__What the exercise asks__.
Find every line in the records below that contains the word "where", and copy each such line.

__Source records__.

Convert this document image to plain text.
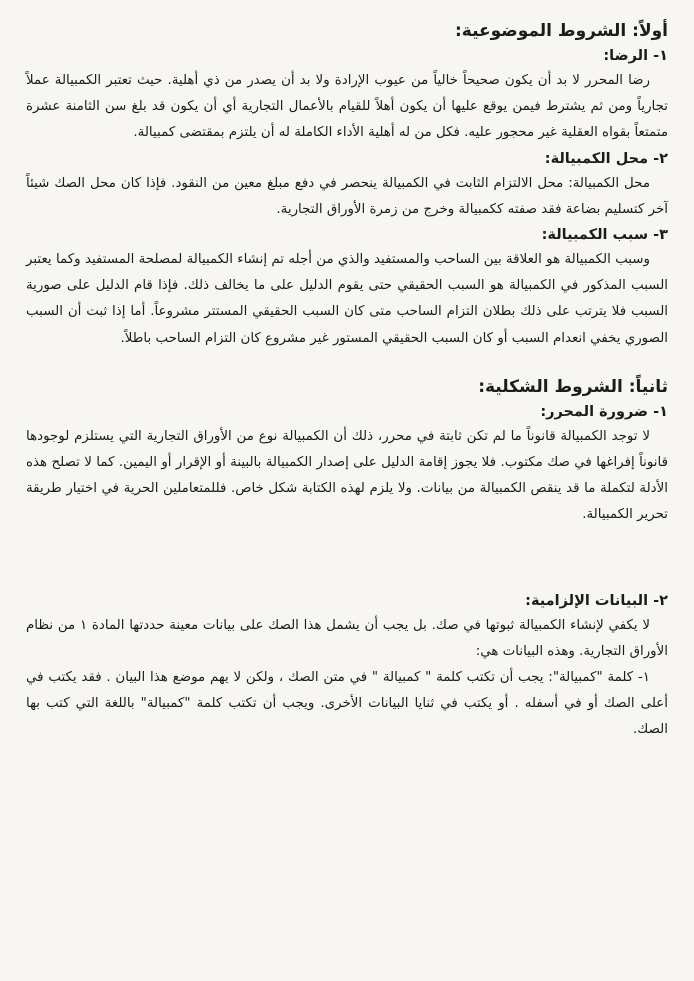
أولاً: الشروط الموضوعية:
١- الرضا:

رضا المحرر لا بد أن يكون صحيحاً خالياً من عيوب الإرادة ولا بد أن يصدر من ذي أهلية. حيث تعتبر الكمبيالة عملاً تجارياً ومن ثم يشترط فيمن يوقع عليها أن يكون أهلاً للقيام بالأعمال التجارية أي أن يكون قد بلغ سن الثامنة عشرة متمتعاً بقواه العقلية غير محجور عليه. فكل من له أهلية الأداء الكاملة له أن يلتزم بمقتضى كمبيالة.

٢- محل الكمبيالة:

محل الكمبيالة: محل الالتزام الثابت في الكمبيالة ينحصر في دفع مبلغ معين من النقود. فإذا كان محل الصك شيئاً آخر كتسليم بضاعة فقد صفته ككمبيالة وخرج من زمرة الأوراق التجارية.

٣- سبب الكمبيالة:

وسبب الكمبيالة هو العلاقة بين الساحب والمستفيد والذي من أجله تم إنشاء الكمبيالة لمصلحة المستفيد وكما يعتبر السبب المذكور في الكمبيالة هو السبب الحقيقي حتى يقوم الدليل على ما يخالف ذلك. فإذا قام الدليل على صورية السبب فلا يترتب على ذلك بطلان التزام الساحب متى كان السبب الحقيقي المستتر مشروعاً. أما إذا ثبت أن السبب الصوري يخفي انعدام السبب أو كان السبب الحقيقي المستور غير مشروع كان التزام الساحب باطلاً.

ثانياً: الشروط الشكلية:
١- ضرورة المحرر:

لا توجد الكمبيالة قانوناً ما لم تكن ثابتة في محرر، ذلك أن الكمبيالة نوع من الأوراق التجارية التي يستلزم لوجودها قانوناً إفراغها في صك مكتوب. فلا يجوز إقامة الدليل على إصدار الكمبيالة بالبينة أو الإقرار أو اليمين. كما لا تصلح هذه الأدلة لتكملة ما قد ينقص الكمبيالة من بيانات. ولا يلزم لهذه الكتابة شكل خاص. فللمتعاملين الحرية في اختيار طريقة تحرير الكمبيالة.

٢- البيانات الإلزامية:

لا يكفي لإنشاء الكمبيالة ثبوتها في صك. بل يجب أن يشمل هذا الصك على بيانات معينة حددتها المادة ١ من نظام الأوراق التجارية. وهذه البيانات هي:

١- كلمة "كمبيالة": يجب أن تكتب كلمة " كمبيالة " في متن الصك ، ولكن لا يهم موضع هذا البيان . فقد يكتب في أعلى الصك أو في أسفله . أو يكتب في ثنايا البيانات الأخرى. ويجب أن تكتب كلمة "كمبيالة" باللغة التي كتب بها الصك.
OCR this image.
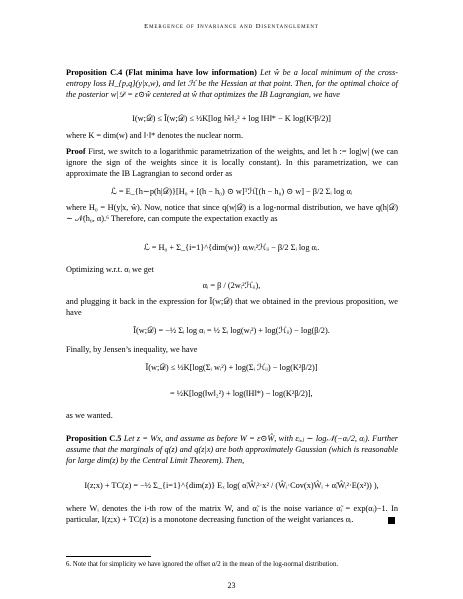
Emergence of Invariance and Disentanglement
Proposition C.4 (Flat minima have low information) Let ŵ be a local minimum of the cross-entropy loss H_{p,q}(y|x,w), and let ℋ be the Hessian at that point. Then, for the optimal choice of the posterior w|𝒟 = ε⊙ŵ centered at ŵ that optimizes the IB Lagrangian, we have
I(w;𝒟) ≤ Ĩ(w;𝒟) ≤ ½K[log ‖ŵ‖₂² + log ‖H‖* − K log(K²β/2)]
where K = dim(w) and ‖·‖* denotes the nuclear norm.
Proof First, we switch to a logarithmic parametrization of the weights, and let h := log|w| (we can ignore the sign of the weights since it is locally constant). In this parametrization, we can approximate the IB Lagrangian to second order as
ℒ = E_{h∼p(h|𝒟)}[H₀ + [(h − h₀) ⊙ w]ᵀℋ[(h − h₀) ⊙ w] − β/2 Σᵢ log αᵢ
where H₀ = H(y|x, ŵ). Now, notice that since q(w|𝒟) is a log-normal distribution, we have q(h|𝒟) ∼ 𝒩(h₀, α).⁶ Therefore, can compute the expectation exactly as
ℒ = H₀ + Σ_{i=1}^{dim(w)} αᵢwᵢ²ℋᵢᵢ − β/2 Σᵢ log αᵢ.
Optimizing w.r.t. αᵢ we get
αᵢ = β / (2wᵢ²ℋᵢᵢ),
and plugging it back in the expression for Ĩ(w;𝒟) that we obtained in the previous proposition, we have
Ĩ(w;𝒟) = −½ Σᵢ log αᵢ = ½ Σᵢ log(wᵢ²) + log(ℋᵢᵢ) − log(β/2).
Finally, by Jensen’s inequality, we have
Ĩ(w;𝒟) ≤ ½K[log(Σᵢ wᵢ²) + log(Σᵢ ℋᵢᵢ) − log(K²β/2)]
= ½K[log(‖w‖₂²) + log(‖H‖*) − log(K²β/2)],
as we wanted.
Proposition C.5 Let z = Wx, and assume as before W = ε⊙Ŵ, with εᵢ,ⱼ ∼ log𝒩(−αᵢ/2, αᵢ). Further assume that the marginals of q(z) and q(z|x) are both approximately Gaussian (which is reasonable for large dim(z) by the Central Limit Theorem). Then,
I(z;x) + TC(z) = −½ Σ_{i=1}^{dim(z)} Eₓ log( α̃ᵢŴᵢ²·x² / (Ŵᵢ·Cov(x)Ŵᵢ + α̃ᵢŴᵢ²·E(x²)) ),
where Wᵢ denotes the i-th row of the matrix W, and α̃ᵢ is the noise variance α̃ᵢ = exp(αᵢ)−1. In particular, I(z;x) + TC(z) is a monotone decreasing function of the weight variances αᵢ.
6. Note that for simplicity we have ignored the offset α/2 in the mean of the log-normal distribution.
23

__In response__.
where K = dim(w) and ‖·‖* denotes the nuclear norm.
where H₀ = H(y|x, ŵ). Now, notice that since q(w|𝒟) is a log-normal distribution, we have q(h|𝒟) ∼ 𝒩(h₀, α).⁶ Therefore, can compute the expectation exactly as
where Wᵢ denotes the i-th row of the matrix W, and α̃ᵢ is the noise variance α̃ᵢ = exp(αᵢ)−1. In particular, I(z;x) + TC(z) is a monotone decreasing function of the weight variances αᵢ.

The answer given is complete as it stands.